■ **Using the information**:
a) According to the Living Rite column, which solemnity is celebrated this weekend?
b) Return the passage of the Living Rite column from "If we carefully" to "out the Beatitudes.", copied word for word.

*** Opening Document text ***

The Living Rite column explores what you will see, hear, taste, touch or smell while at church this weekend.
Well, we made it through yet another liturgical year. This weekend, we celebrate the Solemnity of Our Lord Jesus Christ, King of the Universe. Whew, quite a long title for this final Sunday. The readings this week neatly tie together all the readings of the previous few weeks. This way we not only know that we are in the final week of Ordinary Time, but also hear the depiction of the final days of time as we will know it. How curious, though, that the readings and psalm describe the Good Shepherd, the symbol of caring and concern.
If we carefully unpack the Scriptures, we find that the description of the Good Shepherd tells us what we need to attain our final destination. It is about emulating the life of the Good Shepherd: feeding the hungry, giving drink to the thirsty; in other words, living out the Beatitudes.
So just who is a good shepherd? It could be the priest and deacon as they shepherd the church. How about a husband and wife as they live out being a good shepherd to each other? I think we can say with conviction that parents are shepherds to their children. Ah, what about teachers or employers? Sometimes even older siblings are shepherds to younger siblings.
In other words, anyone who in any way leads or lives by example can fit the bill of a good shepherd.

*** Closing Document text ***
*** Opening Data records ***

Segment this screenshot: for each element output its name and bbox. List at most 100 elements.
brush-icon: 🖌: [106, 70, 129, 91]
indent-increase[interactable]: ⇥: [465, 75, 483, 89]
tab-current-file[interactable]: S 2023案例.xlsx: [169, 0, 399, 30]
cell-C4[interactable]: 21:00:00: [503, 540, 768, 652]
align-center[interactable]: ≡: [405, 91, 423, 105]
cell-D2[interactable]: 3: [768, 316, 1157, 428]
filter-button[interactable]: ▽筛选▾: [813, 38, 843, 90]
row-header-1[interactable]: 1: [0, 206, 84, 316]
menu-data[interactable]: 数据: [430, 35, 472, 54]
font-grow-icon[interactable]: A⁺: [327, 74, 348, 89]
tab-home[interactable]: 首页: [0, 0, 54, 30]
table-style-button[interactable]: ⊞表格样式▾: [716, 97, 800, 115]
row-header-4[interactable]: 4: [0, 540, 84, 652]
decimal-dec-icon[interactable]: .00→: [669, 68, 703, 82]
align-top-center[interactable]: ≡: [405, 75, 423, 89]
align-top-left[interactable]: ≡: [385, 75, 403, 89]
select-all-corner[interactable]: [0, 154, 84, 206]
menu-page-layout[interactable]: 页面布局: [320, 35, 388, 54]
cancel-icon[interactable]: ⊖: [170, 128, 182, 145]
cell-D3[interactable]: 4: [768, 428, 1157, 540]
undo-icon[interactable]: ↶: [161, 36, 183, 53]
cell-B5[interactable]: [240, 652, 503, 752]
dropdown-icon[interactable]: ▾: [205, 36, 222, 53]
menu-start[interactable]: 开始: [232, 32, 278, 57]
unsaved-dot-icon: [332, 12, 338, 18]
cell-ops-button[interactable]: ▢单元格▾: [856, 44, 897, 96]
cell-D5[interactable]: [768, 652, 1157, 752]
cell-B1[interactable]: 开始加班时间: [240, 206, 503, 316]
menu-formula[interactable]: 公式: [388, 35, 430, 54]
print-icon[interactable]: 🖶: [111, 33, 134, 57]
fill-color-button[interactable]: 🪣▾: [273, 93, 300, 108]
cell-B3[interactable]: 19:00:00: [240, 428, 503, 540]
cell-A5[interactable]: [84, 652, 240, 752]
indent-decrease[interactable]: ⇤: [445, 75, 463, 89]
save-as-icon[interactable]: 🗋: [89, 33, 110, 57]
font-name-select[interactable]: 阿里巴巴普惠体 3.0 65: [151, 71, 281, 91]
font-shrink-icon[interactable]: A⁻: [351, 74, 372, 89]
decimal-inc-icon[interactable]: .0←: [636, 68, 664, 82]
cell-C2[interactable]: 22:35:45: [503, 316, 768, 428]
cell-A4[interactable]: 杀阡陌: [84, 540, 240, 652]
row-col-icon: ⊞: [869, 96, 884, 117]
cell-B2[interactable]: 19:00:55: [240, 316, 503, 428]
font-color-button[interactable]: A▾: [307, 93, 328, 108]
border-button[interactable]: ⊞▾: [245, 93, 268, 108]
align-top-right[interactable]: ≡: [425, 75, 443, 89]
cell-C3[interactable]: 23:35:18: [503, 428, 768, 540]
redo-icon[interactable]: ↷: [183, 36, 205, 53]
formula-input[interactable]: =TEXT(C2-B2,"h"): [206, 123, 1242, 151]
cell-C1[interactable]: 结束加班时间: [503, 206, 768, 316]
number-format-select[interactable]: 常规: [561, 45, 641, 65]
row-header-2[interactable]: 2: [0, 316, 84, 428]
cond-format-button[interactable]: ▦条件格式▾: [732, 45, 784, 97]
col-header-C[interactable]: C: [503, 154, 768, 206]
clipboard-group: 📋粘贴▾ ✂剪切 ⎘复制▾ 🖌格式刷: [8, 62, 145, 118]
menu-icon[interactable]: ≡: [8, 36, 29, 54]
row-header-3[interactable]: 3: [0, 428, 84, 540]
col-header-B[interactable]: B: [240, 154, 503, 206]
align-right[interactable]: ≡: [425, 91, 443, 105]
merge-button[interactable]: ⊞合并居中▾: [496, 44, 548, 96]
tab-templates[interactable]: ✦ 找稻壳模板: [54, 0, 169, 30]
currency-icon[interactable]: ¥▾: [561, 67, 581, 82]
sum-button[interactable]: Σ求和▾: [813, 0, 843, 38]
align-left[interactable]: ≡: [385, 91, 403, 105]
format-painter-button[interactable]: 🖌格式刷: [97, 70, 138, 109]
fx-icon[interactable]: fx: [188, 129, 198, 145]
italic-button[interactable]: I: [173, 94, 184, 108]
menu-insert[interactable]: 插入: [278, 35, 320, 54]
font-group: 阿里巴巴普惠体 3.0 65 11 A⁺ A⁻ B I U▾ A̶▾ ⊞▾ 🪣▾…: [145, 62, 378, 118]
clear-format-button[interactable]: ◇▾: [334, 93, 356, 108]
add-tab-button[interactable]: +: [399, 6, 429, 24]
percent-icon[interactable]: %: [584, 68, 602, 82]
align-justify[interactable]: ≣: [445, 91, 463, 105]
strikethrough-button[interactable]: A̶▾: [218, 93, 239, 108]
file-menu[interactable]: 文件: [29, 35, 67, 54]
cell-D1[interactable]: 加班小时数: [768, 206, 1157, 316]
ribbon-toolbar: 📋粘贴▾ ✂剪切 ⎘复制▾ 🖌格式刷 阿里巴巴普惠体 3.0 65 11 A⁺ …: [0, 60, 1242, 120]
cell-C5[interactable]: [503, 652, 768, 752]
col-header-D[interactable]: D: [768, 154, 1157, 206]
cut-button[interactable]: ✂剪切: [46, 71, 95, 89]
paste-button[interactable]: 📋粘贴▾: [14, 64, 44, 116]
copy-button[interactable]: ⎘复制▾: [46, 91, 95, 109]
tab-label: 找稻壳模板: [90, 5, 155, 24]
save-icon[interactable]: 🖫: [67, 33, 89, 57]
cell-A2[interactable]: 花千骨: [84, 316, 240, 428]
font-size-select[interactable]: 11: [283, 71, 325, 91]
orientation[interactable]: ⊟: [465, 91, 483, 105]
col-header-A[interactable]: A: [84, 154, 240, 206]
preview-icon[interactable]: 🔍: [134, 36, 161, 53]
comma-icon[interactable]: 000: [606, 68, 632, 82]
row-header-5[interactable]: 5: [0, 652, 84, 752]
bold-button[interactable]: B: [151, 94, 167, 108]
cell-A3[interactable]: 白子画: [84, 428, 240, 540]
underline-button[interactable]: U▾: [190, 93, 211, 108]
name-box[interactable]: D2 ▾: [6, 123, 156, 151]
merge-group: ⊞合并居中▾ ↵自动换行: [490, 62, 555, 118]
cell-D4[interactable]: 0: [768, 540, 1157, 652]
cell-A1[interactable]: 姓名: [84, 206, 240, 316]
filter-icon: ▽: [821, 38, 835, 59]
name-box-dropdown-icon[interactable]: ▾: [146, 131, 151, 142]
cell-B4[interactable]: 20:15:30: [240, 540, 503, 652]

*** Closing Data records ***

■ **Expected results**:
a) The Solemnity of Our Lord Jesus Christ, King of the Universe.

b)
If we carefully unpack the Scriptures, we find that the description of the Good Shepherd tells us what we need to attain our final destination. It is about emulating the life of the Good Shepherd: feeding the hungry, giving drink to the thirsty; in other words, living out the Beatitudes.